EXERCISE DATA.
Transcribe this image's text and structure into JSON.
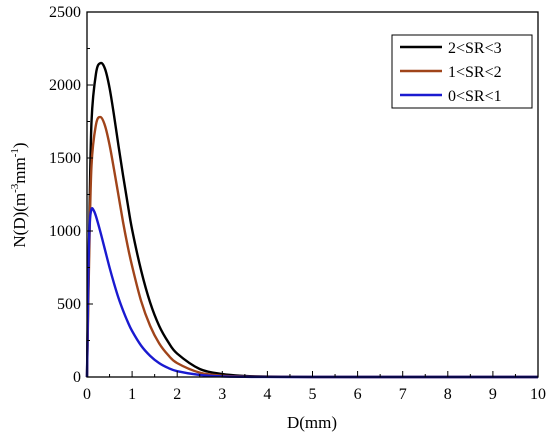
{
  "chart_data": {
    "type": "line",
    "xlabel": "D(mm)",
    "ylabel_parts": [
      "N(D)(m",
      "-3",
      "mm",
      "-1",
      ")"
    ],
    "xlim": [
      0,
      10
    ],
    "ylim": [
      0,
      2500
    ],
    "x_ticks": [
      "0",
      "1",
      "2",
      "3",
      "4",
      "5",
      "6",
      "7",
      "8",
      "9",
      "10"
    ],
    "y_ticks": [
      "0",
      "500",
      "1000",
      "1500",
      "2000",
      "2500"
    ],
    "grid": false,
    "legend_position": "top-right",
    "series": [
      {
        "name": "2<SR<3",
        "color": "#000000",
        "x": [
          0.0,
          0.05,
          0.1,
          0.2,
          0.3,
          0.4,
          0.5,
          0.6,
          0.7,
          0.8,
          0.9,
          1.0,
          1.2,
          1.4,
          1.6,
          1.8,
          2.0,
          2.5,
          3.0,
          3.5,
          4.0,
          5.0,
          6.0,
          7.0,
          8.0,
          9.0,
          10.0
        ],
        "values": [
          0,
          1000,
          1750,
          2080,
          2150,
          2110,
          1980,
          1790,
          1580,
          1380,
          1190,
          1010,
          730,
          510,
          350,
          240,
          160,
          55,
          20,
          7,
          2.5,
          0.5,
          0,
          0,
          0,
          0,
          0
        ]
      },
      {
        "name": "1<SR<2",
        "color": "#a0441a",
        "x": [
          0.0,
          0.05,
          0.1,
          0.2,
          0.3,
          0.4,
          0.5,
          0.6,
          0.7,
          0.8,
          0.9,
          1.0,
          1.2,
          1.4,
          1.6,
          1.8,
          2.0,
          2.5,
          3.0,
          3.5,
          4.0,
          5.0,
          6.0,
          7.0,
          8.0,
          9.0,
          10.0
        ],
        "values": [
          0,
          850,
          1450,
          1730,
          1780,
          1720,
          1590,
          1420,
          1240,
          1060,
          900,
          760,
          520,
          350,
          230,
          150,
          95,
          30,
          9,
          3,
          1,
          0,
          0,
          0,
          0,
          0,
          0
        ]
      },
      {
        "name": "0<SR<1",
        "color": "#1a1ad0",
        "x": [
          0.0,
          0.03,
          0.06,
          0.1,
          0.15,
          0.2,
          0.3,
          0.4,
          0.5,
          0.6,
          0.7,
          0.8,
          0.9,
          1.0,
          1.2,
          1.4,
          1.6,
          1.8,
          2.0,
          2.5,
          3.0,
          3.5,
          4.0,
          5.0,
          6.0,
          7.0,
          8.0,
          9.0,
          10.0
        ],
        "values": [
          0,
          700,
          1050,
          1150,
          1140,
          1100,
          990,
          870,
          750,
          640,
          540,
          455,
          380,
          315,
          215,
          145,
          95,
          62,
          40,
          14,
          4,
          1.2,
          0.3,
          0,
          0,
          0,
          0,
          0,
          0
        ]
      }
    ]
  }
}
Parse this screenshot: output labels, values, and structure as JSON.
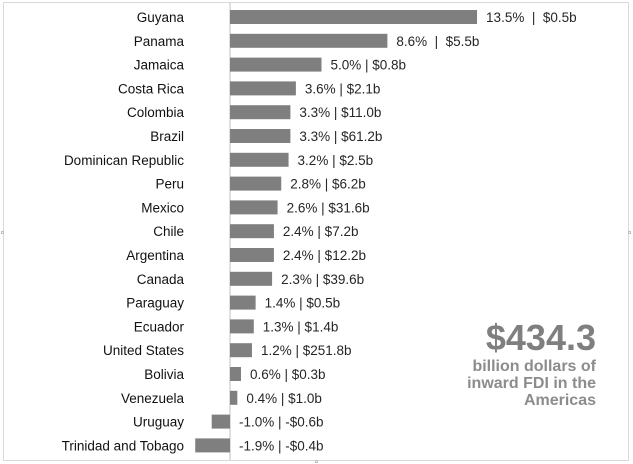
{
  "chart_data": {
    "type": "bar",
    "orientation": "horizontal",
    "categories": [
      "Guyana",
      "Panama",
      "Jamaica",
      "Costa Rica",
      "Colombia",
      "Brazil",
      "Dominican Republic",
      "Peru",
      "Mexico",
      "Chile",
      "Argentina",
      "Canada",
      "Paraguay",
      "Ecuador",
      "United States",
      "Bolivia",
      "Venezuela",
      "Uruguay",
      "Trinidad and Tobago"
    ],
    "series": [
      {
        "values": [
          13.5,
          8.6,
          5.0,
          3.6,
          3.3,
          3.3,
          3.2,
          2.8,
          2.6,
          2.4,
          2.4,
          2.3,
          1.4,
          1.3,
          1.2,
          0.6,
          0.4,
          -1.0,
          -1.9
        ]
      }
    ],
    "data_labels": [
      "13.5%  |  $0.5b",
      "8.6%  |  $5.5b",
      "5.0% | $0.8b",
      "3.6% | $2.1b",
      "3.3% | $11.0b",
      "3.3% | $61.2b",
      "3.2% | $2.5b",
      "2.8% | $6.2b",
      "2.6% | $31.6b",
      "2.4% | $7.2b",
      "2.4% | $12.2b",
      "2.3% | $39.6b",
      "1.4% | $0.5b",
      "1.3% | $1.4b",
      "1.2% | $251.8b",
      "0.6% | $0.3b",
      "0.4% | $1.0b",
      "-1.0% | -$0.6b",
      "-1.9% | -$0.4b"
    ],
    "grid": false,
    "legend": "none",
    "bar_color": "#7f7f7f"
  },
  "callout": {
    "value": "$434.3",
    "text_lines": [
      "billion dollars of",
      "inward FDI in the",
      "Americas"
    ]
  }
}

STATED GOAL.
Retype each record exactly as it stands, but do not include the pictures.

THE OUTPUT.
Transcribe this image's text and structure into JSON.
{
  "chart_data": {
    "type": "line",
    "xlabel": "D(mm)",
    "ylabel_parts": [
      "N(D)(m",
      "-3",
      "mm",
      "-1",
      ")"
    ],
    "xlim": [
      0,
      10
    ],
    "ylim": [
      0,
      2500
    ],
    "x_ticks": [
      "0",
      "1",
      "2",
      "3",
      "4",
      "5",
      "6",
      "7",
      "8",
      "9",
      "10"
    ],
    "y_ticks": [
      "0",
      "500",
      "1000",
      "1500",
      "2000",
      "2500"
    ],
    "grid": false,
    "legend_position": "top-right",
    "series": [
      {
        "name": "2<SR<3",
        "color": "#000000",
        "x": [
          0.0,
          0.05,
          0.1,
          0.2,
          0.3,
          0.4,
          0.5,
          0.6,
          0.7,
          0.8,
          0.9,
          1.0,
          1.2,
          1.4,
          1.6,
          1.8,
          2.0,
          2.5,
          3.0,
          3.5,
          4.0,
          5.0,
          6.0,
          7.0,
          8.0,
          9.0,
          10.0
        ],
        "values": [
          0,
          1000,
          1750,
          2080,
          2150,
          2110,
          1980,
          1790,
          1580,
          1380,
          1190,
          1010,
          730,
          510,
          350,
          240,
          160,
          55,
          20,
          7,
          2.5,
          0.5,
          0,
          0,
          0,
          0,
          0
        ]
      },
      {
        "name": "1<SR<2",
        "color": "#a0441a",
        "x": [
          0.0,
          0.05,
          0.1,
          0.2,
          0.3,
          0.4,
          0.5,
          0.6,
          0.7,
          0.8,
          0.9,
          1.0,
          1.2,
          1.4,
          1.6,
          1.8,
          2.0,
          2.5,
          3.0,
          3.5,
          4.0,
          5.0,
          6.0,
          7.0,
          8.0,
          9.0,
          10.0
        ],
        "values": [
          0,
          850,
          1450,
          1730,
          1780,
          1720,
          1590,
          1420,
          1240,
          1060,
          900,
          760,
          520,
          350,
          230,
          150,
          95,
          30,
          9,
          3,
          1,
          0,
          0,
          0,
          0,
          0,
          0
        ]
      },
      {
        "name": "0<SR<1",
        "color": "#1a1ad0",
        "x": [
          0.0,
          0.03,
          0.06,
          0.1,
          0.15,
          0.2,
          0.3,
          0.4,
          0.5,
          0.6,
          0.7,
          0.8,
          0.9,
          1.0,
          1.2,
          1.4,
          1.6,
          1.8,
          2.0,
          2.5,
          3.0,
          3.5,
          4.0,
          5.0,
          6.0,
          7.0,
          8.0,
          9.0,
          10.0
        ],
        "values": [
          0,
          700,
          1050,
          1150,
          1140,
          1100,
          990,
          870,
          750,
          640,
          540,
          455,
          380,
          315,
          215,
          145,
          95,
          62,
          40,
          14,
          4,
          1.2,
          0.3,
          0,
          0,
          0,
          0,
          0,
          0
        ]
      }
    ]
  }
}
Parse this screenshot: output labels, values, and structure as JSON.
{
  "chart_data": {
    "type": "bar",
    "orientation": "horizontal",
    "categories": [
      "Guyana",
      "Panama",
      "Jamaica",
      "Costa Rica",
      "Colombia",
      "Brazil",
      "Dominican Republic",
      "Peru",
      "Mexico",
      "Chile",
      "Argentina",
      "Canada",
      "Paraguay",
      "Ecuador",
      "United States",
      "Bolivia",
      "Venezuela",
      "Uruguay",
      "Trinidad and Tobago"
    ],
    "series": [
      {
        "values": [
          13.5,
          8.6,
          5.0,
          3.6,
          3.3,
          3.3,
          3.2,
          2.8,
          2.6,
          2.4,
          2.4,
          2.3,
          1.4,
          1.3,
          1.2,
          0.6,
          0.4,
          -1.0,
          -1.9
        ]
      }
    ],
    "data_labels": [
      "13.5%  |  $0.5b",
      "8.6%  |  $5.5b",
      "5.0% | $0.8b",
      "3.6% | $2.1b",
      "3.3% | $11.0b",
      "3.3% | $61.2b",
      "3.2% | $2.5b",
      "2.8% | $6.2b",
      "2.6% | $31.6b",
      "2.4% | $7.2b",
      "2.4% | $12.2b",
      "2.3% | $39.6b",
      "1.4% | $0.5b",
      "1.3% | $1.4b",
      "1.2% | $251.8b",
      "0.6% | $0.3b",
      "0.4% | $1.0b",
      "-1.0% | -$0.6b",
      "-1.9% | -$0.4b"
    ],
    "grid": false,
    "legend": "none",
    "bar_color": "#7f7f7f"
  },
  "callout": {
    "value": "$434.3",
    "text_lines": [
      "billion dollars of",
      "inward FDI in the",
      "Americas"
    ]
  }
}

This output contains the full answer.